Excerpts from a figure dataset:
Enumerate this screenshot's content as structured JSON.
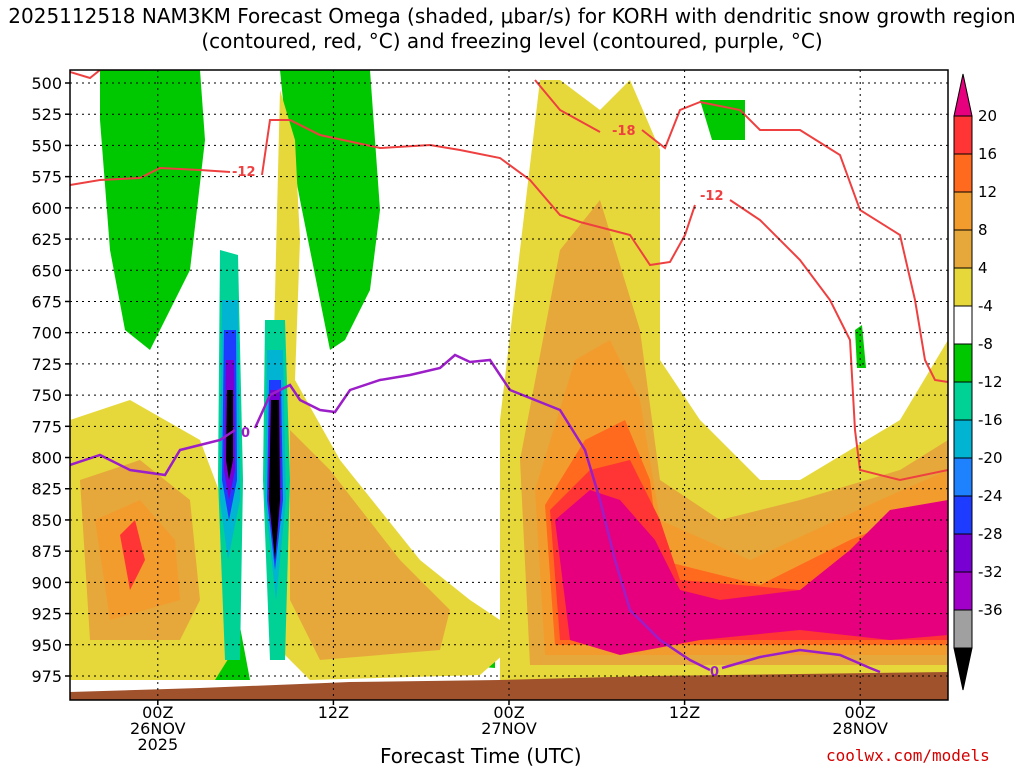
{
  "chart_data": {
    "type": "heatmap",
    "title": "2025112518 NAM3KM Forecast Omega (shaded, μbar/s) for KORH with dendritic snow growth region (contoured, red, °C) and freezing level (contoured, purple, °C)",
    "xlabel": "Forecast Time (UTC)",
    "credit": "coolwx.com/models",
    "y_ticks": [
      500,
      525,
      550,
      575,
      600,
      625,
      650,
      675,
      700,
      725,
      750,
      775,
      800,
      825,
      850,
      875,
      900,
      925,
      950,
      975
    ],
    "ylim": [
      975,
      500
    ],
    "x_ticks": [
      {
        "hour": 6,
        "label": "00Z",
        "sub1": "26NOV",
        "sub2": "2025"
      },
      {
        "hour": 18,
        "label": "12Z",
        "sub1": "",
        "sub2": ""
      },
      {
        "hour": 30,
        "label": "00Z",
        "sub1": "27NOV",
        "sub2": ""
      },
      {
        "hour": 42,
        "label": "12Z",
        "sub1": "",
        "sub2": ""
      },
      {
        "hour": 54,
        "label": "00Z",
        "sub1": "28NOV",
        "sub2": ""
      }
    ],
    "xlim": [
      0,
      60
    ],
    "grid": true,
    "colorbar": {
      "levels": [
        "20",
        "16",
        "12",
        "8",
        "4",
        "-4",
        "-8",
        "-12",
        "-16",
        "-20",
        "-24",
        "-28",
        "-32",
        "-36"
      ],
      "colors": [
        "#e6007e",
        "#ff3434",
        "#ff6a1e",
        "#f39c2e",
        "#e6a83a",
        "#e6d83a",
        "#ffffff",
        "#00c800",
        "#00d296",
        "#00b4d2",
        "#1e82ff",
        "#1e3cff",
        "#7800d2",
        "#a000c8",
        "#a0a0a0",
        "#000000"
      ]
    },
    "contour_labels": {
      "dendritic_a": "-12",
      "dendritic_b": "-18",
      "dendritic_c": "-12",
      "freezing_a": "0",
      "freezing_b": "0"
    },
    "colors": {
      "dendritic": "#ee4040",
      "freezing": "#9c1ec8",
      "ground": "#a0522d"
    }
  }
}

◆ What you should do ◆
Using the entries above, return each line in which the word "Forecast" occurs.

◆ Task output ◆
    "title": "2025112518 NAM3KM Forecast Omega (shaded, μbar/s) for KORH with dendritic snow growth region (contoured, red, °C) and freezing level (contoured, purple, °C)",
    "xlabel": "Forecast Time (UTC)",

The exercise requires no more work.